**What the exercise asks**
Where a line contains the string "close", copy that line.

**Material shown**
########################################
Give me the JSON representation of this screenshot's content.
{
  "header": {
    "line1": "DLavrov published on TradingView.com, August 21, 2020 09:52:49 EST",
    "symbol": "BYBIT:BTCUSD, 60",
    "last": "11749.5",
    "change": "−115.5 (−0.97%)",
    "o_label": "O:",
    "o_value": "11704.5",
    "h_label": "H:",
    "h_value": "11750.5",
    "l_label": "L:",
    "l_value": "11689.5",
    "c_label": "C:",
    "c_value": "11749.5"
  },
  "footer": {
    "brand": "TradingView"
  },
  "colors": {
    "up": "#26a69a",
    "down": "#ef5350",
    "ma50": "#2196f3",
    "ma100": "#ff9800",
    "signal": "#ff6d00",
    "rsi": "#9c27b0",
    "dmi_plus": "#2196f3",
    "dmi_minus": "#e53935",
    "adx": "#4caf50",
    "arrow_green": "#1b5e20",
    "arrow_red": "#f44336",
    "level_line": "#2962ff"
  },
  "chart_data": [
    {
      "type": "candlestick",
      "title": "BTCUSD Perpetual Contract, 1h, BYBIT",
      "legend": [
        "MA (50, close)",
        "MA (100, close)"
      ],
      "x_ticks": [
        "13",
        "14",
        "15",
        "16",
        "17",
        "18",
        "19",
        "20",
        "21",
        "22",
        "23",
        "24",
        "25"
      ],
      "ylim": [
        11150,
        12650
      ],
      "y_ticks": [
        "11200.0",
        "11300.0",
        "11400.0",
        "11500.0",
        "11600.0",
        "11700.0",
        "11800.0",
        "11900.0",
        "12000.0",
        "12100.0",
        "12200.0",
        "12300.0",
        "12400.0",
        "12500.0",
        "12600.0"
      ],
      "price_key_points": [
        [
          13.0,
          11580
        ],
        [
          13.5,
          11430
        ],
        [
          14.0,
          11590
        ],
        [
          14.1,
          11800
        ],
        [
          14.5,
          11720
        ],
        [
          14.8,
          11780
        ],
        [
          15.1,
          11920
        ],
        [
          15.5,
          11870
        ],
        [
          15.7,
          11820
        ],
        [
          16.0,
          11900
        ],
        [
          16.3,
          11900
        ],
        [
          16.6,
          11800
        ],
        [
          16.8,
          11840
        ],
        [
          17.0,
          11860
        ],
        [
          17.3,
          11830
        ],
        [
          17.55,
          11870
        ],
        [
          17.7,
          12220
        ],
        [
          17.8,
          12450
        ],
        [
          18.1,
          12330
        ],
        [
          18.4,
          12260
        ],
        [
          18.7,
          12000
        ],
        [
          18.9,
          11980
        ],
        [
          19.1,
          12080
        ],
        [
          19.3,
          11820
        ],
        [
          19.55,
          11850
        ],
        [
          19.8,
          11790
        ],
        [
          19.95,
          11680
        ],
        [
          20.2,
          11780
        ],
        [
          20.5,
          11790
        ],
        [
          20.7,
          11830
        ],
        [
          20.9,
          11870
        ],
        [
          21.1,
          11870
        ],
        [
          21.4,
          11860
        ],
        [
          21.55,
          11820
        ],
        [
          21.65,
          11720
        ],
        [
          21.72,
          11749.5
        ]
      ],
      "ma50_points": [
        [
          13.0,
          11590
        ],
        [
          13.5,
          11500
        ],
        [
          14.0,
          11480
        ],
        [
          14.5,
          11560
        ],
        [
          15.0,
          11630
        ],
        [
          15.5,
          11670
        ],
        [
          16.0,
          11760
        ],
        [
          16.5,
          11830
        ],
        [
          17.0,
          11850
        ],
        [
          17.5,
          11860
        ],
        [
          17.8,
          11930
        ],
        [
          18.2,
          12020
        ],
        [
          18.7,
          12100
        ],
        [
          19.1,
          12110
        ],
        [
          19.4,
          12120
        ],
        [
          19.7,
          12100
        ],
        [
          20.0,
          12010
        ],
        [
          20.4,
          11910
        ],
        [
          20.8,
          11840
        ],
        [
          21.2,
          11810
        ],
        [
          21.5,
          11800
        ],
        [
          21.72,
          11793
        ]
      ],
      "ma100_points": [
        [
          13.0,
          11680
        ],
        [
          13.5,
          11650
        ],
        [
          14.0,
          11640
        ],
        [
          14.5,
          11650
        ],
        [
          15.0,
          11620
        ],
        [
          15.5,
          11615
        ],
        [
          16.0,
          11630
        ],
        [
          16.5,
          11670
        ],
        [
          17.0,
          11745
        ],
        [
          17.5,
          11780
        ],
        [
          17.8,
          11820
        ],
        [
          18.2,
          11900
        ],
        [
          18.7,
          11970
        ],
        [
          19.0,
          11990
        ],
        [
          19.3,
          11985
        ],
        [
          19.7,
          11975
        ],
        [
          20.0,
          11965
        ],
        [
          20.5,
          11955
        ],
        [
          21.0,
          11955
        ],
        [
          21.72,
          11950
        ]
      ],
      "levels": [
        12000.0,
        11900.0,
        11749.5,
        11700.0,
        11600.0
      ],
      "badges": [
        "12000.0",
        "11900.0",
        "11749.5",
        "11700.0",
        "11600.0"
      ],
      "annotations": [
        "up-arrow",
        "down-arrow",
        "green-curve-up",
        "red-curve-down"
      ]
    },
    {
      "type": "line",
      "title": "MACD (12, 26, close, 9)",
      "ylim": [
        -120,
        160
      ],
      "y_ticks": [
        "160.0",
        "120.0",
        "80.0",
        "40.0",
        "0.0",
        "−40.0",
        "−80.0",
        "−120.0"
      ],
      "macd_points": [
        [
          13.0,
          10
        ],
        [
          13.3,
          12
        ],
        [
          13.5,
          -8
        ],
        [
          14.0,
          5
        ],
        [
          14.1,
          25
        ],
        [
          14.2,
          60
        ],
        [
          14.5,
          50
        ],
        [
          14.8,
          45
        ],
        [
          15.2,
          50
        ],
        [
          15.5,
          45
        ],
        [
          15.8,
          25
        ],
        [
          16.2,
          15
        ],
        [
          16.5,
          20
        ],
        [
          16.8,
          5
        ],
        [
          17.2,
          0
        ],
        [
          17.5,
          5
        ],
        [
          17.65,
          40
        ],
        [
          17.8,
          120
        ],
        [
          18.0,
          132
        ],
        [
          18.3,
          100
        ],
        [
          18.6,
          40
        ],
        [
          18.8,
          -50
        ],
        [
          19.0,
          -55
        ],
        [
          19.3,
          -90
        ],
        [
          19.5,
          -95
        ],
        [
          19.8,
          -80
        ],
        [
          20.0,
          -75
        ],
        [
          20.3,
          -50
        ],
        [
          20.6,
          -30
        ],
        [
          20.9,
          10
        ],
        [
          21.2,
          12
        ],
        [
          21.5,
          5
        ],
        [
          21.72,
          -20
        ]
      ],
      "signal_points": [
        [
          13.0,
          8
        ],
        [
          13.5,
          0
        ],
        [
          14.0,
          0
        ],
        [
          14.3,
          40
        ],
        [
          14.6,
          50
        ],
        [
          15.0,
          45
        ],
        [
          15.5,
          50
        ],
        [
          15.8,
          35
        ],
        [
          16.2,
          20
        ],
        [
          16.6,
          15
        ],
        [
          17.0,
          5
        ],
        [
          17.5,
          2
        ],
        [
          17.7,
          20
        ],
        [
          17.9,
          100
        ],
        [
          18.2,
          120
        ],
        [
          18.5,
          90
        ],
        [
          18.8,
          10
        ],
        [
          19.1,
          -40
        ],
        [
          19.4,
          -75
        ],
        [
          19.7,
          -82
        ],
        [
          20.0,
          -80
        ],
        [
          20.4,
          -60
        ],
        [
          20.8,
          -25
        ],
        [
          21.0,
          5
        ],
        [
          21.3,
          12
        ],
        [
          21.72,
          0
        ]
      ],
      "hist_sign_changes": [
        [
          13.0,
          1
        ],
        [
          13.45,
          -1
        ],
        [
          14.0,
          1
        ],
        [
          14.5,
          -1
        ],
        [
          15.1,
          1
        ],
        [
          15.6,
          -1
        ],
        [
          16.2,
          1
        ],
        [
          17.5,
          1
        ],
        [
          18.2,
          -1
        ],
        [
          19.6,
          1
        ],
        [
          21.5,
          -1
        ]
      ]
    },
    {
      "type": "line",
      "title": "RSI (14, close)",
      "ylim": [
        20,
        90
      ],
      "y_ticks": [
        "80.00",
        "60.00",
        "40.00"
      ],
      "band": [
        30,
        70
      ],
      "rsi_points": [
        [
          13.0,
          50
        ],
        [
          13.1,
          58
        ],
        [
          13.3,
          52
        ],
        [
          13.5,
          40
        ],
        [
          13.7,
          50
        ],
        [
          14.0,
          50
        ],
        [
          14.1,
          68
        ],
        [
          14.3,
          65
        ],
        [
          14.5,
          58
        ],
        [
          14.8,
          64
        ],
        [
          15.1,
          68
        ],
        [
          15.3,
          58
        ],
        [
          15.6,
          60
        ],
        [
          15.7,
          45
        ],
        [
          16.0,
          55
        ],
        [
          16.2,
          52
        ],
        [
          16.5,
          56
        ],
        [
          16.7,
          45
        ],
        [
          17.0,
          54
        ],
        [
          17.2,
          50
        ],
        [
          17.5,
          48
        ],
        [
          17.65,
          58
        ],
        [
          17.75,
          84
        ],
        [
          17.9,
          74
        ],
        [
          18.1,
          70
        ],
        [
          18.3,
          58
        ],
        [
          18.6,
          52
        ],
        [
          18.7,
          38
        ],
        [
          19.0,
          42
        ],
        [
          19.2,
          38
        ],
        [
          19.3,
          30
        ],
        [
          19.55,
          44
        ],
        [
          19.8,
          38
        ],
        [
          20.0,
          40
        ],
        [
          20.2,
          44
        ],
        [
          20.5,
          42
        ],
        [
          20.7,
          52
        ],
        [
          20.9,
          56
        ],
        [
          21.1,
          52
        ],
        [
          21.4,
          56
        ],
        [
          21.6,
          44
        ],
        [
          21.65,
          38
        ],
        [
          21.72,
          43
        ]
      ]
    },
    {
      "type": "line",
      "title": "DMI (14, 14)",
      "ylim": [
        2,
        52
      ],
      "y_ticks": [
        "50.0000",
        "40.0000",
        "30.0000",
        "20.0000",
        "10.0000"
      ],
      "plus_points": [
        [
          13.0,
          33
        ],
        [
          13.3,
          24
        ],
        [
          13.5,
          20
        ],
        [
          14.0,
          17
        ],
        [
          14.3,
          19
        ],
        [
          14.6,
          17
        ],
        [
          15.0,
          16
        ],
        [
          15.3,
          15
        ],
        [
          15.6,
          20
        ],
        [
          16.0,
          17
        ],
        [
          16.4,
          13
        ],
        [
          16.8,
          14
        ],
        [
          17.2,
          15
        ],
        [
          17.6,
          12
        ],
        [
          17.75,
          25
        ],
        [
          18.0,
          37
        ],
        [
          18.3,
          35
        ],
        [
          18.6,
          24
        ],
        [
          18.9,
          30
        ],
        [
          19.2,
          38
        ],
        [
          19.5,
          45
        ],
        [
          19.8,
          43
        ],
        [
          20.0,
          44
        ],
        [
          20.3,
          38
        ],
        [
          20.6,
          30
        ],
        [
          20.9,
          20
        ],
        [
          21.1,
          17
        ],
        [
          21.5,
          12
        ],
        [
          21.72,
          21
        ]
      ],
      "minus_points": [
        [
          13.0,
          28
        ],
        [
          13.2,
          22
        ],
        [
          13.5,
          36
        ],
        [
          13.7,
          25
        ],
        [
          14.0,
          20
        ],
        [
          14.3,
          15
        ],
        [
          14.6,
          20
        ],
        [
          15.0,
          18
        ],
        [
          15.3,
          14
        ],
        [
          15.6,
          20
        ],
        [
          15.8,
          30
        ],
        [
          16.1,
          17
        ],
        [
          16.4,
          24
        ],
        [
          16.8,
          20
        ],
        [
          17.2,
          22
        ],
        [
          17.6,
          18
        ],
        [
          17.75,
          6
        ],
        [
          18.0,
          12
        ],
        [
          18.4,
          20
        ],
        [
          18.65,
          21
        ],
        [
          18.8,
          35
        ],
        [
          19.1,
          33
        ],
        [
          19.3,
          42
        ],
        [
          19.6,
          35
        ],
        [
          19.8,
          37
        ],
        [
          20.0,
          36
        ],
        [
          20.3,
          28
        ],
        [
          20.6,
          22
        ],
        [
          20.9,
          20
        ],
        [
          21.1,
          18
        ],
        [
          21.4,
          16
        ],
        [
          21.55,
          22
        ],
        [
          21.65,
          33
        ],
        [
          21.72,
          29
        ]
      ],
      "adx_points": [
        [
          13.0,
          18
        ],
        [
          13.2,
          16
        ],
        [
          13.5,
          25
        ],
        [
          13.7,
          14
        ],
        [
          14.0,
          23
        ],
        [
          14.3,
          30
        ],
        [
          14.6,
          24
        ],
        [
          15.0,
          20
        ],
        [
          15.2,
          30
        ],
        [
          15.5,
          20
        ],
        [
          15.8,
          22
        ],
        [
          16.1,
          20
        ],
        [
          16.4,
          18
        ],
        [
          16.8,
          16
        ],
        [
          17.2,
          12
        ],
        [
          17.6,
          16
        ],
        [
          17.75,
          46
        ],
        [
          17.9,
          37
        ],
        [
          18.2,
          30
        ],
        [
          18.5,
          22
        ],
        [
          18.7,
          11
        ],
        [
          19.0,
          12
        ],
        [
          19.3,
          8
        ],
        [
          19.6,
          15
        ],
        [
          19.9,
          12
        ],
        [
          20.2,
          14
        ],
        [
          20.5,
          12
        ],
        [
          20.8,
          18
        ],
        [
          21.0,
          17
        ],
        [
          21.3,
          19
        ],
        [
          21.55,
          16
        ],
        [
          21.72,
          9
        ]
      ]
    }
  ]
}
########################################
**Solution to the problem**
        "MA (50, close)",
        "MA (100, close)"
      "title": "MACD (12, 26, close, 9)",
      "title": "RSI (14, close)",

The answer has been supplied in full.